__Working data__
-- -- --
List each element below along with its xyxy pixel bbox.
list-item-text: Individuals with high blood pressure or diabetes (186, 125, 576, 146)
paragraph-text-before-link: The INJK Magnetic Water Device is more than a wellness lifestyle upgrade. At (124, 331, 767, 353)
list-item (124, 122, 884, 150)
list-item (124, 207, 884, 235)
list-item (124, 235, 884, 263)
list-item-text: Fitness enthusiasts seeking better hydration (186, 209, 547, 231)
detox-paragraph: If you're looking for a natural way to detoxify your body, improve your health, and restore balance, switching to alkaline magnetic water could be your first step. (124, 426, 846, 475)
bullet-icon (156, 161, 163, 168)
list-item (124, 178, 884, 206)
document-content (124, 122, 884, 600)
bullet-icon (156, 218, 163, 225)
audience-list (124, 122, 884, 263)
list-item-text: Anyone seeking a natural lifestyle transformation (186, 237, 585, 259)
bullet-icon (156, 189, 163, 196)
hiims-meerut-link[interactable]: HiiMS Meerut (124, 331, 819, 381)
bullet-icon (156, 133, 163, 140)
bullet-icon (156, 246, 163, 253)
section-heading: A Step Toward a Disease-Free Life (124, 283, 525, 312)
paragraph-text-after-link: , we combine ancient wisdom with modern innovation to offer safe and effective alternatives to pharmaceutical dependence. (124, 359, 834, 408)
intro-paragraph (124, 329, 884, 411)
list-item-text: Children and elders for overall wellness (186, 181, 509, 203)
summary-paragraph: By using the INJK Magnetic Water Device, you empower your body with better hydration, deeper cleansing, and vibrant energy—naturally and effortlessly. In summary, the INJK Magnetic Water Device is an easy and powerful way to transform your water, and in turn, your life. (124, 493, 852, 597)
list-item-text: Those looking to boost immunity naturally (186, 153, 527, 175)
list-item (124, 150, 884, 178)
-- -- --
__Aim of the exercise__
In the stretch from the start of the lines through the line that contains "list-item-text: Children and", swap "bullet-icon" for "bullet-marker" and leave everything else unchanged.

__Solution__
List each element below along with its xyxy pixel bbox.
list-item-text: Individuals with high blood pressure or diabetes (186, 125, 576, 146)
paragraph-text-before-link: The INJK Magnetic Water Device is more than a wellness lifestyle upgrade. At (124, 331, 767, 353)
list-item (124, 122, 884, 150)
list-item (124, 207, 884, 235)
list-item (124, 235, 884, 263)
list-item-text: Fitness enthusiasts seeking better hydration (186, 209, 547, 231)
detox-paragraph: If you're looking for a natural way to detoxify your body, improve your health, and restore balance, switching to alkaline magnetic water could be your first step. (124, 426, 846, 475)
bullet-marker (156, 161, 163, 168)
list-item (124, 178, 884, 206)
document-content (124, 122, 884, 600)
bullet-marker (156, 218, 163, 225)
audience-list (124, 122, 884, 263)
list-item-text: Anyone seeking a natural lifestyle transformation (186, 237, 585, 259)
bullet-marker (156, 189, 163, 196)
hiims-meerut-link[interactable]: HiiMS Meerut (124, 331, 819, 381)
bullet-marker (156, 133, 163, 140)
bullet-marker (156, 246, 163, 253)
section-heading: A Step Toward a Disease-Free Life (124, 283, 525, 312)
paragraph-text-after-link: , we combine ancient wisdom with modern innovation to offer safe and effective alternatives to pharmaceutical dependence. (124, 359, 834, 408)
intro-paragraph (124, 329, 884, 411)
list-item-text: Children and elders for overall wellness (186, 181, 509, 203)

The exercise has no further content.